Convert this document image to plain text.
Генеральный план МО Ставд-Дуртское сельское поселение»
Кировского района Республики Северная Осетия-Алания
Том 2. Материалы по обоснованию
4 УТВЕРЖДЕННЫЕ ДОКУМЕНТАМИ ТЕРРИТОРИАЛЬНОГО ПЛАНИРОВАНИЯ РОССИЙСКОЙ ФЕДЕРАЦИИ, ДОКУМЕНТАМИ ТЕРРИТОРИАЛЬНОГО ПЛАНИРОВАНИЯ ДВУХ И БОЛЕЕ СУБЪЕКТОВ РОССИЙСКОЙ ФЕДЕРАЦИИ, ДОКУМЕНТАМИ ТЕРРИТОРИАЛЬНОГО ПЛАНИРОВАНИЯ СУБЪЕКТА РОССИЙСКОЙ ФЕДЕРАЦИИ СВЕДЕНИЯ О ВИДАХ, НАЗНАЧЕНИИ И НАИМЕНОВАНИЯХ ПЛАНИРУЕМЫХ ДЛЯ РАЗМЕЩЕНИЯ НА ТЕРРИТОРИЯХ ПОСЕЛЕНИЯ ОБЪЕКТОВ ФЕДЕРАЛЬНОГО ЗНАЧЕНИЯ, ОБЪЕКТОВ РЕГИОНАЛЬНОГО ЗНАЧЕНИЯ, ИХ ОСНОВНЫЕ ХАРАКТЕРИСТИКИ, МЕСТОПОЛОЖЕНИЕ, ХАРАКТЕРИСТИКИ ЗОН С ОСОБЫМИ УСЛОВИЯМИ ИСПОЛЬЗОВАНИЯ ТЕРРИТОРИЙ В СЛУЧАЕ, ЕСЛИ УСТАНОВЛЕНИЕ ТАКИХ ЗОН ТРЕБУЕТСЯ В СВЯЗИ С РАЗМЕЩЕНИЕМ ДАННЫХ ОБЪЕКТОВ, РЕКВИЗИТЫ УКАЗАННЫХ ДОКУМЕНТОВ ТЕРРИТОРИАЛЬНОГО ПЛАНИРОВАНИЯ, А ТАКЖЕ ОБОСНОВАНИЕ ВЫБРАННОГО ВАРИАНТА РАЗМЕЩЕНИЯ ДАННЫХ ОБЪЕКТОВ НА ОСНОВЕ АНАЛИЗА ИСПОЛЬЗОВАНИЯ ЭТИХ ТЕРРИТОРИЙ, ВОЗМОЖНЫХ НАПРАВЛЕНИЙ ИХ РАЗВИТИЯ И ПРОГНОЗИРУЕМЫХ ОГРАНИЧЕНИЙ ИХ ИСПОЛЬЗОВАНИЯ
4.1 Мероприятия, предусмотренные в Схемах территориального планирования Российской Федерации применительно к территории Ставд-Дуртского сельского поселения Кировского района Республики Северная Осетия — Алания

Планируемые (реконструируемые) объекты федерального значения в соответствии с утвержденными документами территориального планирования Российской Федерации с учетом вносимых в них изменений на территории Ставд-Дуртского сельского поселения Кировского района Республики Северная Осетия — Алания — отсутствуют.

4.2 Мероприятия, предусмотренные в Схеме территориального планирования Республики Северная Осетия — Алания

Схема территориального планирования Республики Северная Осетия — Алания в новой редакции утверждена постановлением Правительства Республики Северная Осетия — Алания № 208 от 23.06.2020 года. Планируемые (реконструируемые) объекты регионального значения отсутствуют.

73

→ **WORK INSTRUCTIONS**
Transcribe all of the lines in the records precisely.

→ **RESULT OF THIS TASK**
Convert this document image to plain text.
Генеральный план МО Ставд-Дуртское сельское поселение»
Кировского района Республики Северная Осетия-Алания
Том 2. Материалы по обоснованию
4 УТВЕРЖДЕННЫЕ ДОКУМЕНТАМИ ТЕРРИТОРИАЛЬНОГО ПЛАНИРОВАНИЯ РОССИЙСКОЙ ФЕДЕРАЦИИ, ДОКУМЕНТАМИ ТЕРРИТОРИАЛЬНОГО ПЛАНИРОВАНИЯ ДВУХ И БОЛЕЕ СУБЪЕКТОВ РОССИЙСКОЙ ФЕДЕРАЦИИ, ДОКУМЕНТАМИ ТЕРРИТОРИАЛЬНОГО ПЛАНИРОВАНИЯ СУБЪЕКТА РОССИЙСКОЙ ФЕДЕРАЦИИ СВЕДЕНИЯ О ВИДАХ, НАЗНАЧЕНИИ И НАИМЕНОВАНИЯХ ПЛАНИРУЕМЫХ ДЛЯ РАЗМЕЩЕНИЯ НА ТЕРРИТОРИЯХ ПОСЕЛЕНИЯ ОБЪЕКТОВ ФЕДЕРАЛЬНОГО ЗНАЧЕНИЯ, ОБЪЕКТОВ РЕГИОНАЛЬНОГО ЗНАЧЕНИЯ, ИХ ОСНОВНЫЕ ХАРАКТЕРИСТИКИ, МЕСТОПОЛОЖЕНИЕ, ХАРАКТЕРИСТИКИ ЗОН С ОСОБЫМИ УСЛОВИЯМИ ИСПОЛЬЗОВАНИЯ ТЕРРИТОРИЙ В СЛУЧАЕ, ЕСЛИ УСТАНОВЛЕНИЕ ТАКИХ ЗОН ТРЕБУЕТСЯ В СВЯЗИ С РАЗМЕЩЕНИЕМ ДАННЫХ ОБЪЕКТОВ, РЕКВИЗИТЫ УКАЗАННЫХ ДОКУМЕНТОВ ТЕРРИТОРИАЛЬНОГО ПЛАНИРОВАНИЯ, А ТАКЖЕ ОБОСНОВАНИЕ ВЫБРАННОГО ВАРИАНТА РАЗМЕЩЕНИЯ ДАННЫХ ОБЪЕКТОВ НА ОСНОВЕ АНАЛИЗА ИСПОЛЬЗОВАНИЯ ЭТИХ ТЕРРИТОРИЙ, ВОЗМОЖНЫХ НАПРАВЛЕНИЙ ИХ РАЗВИТИЯ И ПРОГНОЗИРУЕМЫХ ОГРАНИЧЕНИЙ ИХ ИСПОЛЬЗОВАНИЯ
4.1 Мероприятия, предусмотренные в Схемах территориального планирования Российской Федерации применительно к территории Ставд-Дуртского сельского поселения Кировского района Республики Северная Осетия — Алания

Планируемые (реконструируемые) объекты федерального значения в соответствии с утвержденными документами территориального планирования Российской Федерации с учетом вносимых в них изменений на территории Ставд-Дуртского сельского поселения Кировского района Республики Северная Осетия — Алания — отсутствуют.

4.2 Мероприятия, предусмотренные в Схеме территориального планирования Республики Северная Осетия — Алания

Схема территориального планирования Республики Северная Осетия — Алания в новой редакции утверждена постановлением Правительства Республики Северная Осетия — Алания № 208 от 23.06.2020 года. Планируемые (реконструируемые) объекты регионального значения отсутствуют.

73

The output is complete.